Records from a data source
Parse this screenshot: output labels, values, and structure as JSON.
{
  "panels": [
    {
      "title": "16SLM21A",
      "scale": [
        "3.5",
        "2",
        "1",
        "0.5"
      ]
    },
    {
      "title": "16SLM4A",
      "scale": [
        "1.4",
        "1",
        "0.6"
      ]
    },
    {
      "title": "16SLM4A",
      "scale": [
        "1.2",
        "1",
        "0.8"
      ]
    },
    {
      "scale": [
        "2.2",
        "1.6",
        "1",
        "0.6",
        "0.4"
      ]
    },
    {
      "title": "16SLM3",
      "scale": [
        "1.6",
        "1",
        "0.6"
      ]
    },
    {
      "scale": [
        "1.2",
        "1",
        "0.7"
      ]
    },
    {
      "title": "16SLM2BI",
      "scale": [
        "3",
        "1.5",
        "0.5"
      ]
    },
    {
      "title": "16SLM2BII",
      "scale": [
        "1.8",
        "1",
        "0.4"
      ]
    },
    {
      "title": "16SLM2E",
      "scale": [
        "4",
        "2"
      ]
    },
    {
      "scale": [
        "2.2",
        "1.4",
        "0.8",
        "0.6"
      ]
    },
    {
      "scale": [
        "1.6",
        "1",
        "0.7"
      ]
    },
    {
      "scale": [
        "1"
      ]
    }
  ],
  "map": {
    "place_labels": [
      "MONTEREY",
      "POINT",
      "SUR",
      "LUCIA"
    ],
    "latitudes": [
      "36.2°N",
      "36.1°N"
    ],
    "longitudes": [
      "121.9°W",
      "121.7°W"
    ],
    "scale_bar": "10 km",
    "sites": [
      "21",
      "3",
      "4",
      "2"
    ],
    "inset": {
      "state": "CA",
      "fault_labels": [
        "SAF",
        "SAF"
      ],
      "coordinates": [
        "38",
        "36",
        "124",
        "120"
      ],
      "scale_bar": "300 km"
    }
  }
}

■ Goal of the exercise
Read through the entries and copy each line in which "title" appears.

■ Response to this task
      "title": "16SLM21A",
      "title": "16SLM4A",
      "title": "16SLM4A",
      "title": "16SLM3",
      "title": "16SLM2BI",
      "title": "16SLM2BII",
      "title": "16SLM2E",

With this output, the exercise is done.